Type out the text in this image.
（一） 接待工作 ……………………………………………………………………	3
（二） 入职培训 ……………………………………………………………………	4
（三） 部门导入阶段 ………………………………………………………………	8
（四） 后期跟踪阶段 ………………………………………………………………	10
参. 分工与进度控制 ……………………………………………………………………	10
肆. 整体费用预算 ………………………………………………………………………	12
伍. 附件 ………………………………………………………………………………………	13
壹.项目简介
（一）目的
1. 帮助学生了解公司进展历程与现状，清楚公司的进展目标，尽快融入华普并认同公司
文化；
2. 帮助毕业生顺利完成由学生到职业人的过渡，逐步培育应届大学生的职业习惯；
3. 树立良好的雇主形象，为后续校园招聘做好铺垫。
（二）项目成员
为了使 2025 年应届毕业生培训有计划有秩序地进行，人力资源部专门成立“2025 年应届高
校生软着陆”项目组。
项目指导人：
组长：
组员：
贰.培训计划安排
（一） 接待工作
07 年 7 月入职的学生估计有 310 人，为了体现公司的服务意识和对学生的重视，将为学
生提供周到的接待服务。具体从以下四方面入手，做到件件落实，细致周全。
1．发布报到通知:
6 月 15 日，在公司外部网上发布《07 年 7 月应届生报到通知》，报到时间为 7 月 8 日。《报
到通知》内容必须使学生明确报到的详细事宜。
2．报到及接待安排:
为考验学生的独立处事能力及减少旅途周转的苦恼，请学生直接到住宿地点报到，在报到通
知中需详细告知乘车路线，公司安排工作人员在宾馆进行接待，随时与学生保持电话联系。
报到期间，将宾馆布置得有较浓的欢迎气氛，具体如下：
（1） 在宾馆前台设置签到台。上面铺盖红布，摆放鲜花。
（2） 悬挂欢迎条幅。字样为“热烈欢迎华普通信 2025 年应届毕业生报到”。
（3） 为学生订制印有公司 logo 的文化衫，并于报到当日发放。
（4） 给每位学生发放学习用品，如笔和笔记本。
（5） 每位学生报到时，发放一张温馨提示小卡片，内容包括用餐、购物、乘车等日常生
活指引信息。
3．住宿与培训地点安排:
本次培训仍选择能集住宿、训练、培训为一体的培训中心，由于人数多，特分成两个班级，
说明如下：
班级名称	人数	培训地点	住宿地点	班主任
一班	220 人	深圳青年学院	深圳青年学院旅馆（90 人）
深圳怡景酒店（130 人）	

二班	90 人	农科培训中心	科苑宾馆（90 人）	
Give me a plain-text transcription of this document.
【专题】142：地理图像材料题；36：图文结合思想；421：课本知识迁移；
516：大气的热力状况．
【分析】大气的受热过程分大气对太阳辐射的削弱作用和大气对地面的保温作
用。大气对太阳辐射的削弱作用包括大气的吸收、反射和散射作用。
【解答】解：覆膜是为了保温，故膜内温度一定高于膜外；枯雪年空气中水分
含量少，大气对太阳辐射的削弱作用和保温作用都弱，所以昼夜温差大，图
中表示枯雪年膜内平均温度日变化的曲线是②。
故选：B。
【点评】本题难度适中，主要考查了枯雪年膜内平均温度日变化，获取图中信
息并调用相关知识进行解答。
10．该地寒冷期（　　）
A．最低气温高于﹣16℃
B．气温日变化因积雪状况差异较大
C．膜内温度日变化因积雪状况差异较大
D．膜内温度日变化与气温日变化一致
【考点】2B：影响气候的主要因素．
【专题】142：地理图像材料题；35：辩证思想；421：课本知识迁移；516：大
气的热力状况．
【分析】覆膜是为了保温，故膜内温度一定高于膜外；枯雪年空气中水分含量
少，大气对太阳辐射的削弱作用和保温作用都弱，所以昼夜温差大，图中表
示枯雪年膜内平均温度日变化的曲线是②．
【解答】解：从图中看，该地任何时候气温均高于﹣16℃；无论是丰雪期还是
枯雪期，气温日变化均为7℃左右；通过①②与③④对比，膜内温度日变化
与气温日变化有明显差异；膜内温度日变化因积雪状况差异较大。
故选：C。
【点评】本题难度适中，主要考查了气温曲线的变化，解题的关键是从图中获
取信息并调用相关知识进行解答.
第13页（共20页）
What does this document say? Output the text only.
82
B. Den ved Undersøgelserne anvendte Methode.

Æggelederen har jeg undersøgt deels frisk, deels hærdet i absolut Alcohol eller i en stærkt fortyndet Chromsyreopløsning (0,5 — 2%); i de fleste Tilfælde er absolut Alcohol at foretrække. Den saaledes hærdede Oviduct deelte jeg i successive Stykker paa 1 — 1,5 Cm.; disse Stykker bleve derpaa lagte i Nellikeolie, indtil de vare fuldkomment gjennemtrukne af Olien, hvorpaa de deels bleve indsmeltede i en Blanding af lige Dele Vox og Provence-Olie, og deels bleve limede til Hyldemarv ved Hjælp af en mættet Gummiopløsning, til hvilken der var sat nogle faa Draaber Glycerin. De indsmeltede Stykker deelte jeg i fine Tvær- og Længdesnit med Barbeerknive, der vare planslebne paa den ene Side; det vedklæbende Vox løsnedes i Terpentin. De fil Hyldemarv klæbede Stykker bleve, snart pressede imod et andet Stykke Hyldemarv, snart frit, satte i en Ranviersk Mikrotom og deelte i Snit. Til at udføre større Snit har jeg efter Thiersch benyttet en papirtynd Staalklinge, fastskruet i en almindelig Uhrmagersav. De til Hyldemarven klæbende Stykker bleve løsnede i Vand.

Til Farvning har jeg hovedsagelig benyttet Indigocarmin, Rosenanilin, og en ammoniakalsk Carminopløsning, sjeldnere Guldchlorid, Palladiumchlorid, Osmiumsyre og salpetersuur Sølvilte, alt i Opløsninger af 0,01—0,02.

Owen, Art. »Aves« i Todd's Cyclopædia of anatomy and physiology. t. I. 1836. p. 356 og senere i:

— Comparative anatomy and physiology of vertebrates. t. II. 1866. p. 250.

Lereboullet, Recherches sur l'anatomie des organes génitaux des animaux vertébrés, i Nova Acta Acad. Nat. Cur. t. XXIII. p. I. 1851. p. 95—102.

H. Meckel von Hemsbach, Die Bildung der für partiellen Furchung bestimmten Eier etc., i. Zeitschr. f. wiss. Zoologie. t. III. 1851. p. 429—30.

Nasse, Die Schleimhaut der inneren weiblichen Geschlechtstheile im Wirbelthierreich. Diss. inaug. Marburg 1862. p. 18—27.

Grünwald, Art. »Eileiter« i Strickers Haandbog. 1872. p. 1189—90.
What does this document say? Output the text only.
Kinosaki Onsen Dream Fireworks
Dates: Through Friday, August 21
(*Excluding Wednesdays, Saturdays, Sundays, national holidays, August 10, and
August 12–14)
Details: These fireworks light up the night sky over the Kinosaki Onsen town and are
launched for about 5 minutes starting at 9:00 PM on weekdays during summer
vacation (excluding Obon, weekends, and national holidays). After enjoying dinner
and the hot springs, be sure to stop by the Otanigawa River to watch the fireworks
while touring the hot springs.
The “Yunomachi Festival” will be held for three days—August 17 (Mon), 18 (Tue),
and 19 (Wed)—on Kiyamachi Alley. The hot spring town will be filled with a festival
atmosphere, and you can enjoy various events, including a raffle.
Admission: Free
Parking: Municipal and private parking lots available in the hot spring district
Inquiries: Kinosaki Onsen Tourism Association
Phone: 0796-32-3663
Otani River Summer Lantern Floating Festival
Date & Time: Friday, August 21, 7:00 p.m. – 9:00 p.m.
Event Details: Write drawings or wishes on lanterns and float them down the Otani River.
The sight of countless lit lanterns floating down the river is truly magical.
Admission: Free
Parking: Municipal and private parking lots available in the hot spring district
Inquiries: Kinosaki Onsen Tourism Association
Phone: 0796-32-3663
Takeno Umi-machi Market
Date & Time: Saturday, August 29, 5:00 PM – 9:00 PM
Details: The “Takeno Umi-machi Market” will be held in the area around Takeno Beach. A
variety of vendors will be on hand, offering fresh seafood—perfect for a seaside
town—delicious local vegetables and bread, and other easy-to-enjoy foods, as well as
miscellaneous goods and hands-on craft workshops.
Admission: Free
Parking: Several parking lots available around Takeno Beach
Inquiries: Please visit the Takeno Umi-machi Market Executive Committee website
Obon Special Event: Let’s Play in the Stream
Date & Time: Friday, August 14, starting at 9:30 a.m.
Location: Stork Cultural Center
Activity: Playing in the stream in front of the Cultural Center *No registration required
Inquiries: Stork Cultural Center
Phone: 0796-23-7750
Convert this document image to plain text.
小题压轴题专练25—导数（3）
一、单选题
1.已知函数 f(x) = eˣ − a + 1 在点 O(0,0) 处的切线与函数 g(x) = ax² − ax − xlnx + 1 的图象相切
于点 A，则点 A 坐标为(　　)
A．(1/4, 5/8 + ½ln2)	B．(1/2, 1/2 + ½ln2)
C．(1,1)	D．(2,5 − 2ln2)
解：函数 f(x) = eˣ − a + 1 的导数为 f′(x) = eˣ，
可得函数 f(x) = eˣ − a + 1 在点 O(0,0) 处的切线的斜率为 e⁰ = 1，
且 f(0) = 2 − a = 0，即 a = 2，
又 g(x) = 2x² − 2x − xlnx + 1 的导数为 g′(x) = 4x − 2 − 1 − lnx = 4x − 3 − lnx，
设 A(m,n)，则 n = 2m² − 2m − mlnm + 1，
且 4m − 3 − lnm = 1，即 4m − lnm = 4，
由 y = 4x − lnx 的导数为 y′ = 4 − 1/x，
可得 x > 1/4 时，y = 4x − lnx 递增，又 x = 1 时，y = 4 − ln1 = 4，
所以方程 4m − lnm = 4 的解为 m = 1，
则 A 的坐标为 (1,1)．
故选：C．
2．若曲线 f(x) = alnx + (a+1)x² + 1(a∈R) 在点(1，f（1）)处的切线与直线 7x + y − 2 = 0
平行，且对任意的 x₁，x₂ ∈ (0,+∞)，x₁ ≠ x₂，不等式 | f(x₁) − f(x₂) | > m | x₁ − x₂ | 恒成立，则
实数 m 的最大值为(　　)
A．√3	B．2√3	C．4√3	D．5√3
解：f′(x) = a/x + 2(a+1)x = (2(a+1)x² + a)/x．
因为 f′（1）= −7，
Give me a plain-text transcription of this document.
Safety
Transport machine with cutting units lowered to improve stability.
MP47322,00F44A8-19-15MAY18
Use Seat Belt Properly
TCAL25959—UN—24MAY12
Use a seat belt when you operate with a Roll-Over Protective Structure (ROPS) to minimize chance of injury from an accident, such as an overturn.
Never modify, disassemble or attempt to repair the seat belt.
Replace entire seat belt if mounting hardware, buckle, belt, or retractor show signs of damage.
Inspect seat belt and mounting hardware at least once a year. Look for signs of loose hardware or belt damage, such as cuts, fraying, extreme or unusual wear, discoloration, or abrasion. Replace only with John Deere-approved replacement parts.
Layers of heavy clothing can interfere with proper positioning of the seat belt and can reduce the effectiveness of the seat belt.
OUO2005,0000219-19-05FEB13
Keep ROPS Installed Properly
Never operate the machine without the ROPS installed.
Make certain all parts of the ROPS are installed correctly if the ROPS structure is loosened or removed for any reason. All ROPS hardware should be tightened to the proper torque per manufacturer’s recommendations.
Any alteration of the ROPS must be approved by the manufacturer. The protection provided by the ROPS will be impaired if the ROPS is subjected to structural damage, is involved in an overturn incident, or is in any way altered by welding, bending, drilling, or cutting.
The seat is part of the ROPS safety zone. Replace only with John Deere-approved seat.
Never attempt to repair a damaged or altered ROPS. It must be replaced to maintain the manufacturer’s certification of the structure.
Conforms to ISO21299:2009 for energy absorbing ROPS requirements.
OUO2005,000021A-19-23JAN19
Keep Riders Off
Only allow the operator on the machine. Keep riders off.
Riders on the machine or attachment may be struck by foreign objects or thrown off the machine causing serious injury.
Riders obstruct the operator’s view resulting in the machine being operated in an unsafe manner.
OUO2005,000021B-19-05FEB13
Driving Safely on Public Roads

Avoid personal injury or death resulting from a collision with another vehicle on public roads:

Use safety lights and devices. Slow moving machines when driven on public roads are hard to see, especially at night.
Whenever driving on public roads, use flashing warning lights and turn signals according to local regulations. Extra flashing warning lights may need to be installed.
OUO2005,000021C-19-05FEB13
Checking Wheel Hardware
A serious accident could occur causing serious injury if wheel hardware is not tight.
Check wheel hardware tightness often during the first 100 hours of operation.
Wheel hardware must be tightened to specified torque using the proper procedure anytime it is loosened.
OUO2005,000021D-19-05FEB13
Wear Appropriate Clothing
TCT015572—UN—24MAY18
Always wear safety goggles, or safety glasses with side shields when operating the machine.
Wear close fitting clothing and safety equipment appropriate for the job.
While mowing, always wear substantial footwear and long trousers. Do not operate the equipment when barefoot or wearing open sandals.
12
--*--
TASK TO CARRY OUT: Look through the data and show every line containing "from".

WRITTEN RESPONSE:
Use a seat belt when you operate with a Roll-Over Protective Structure (ROPS) to minimize chance of injury from an accident, such as an overturn.
Avoid personal injury or death resulting from a collision with another vehicle on public roads:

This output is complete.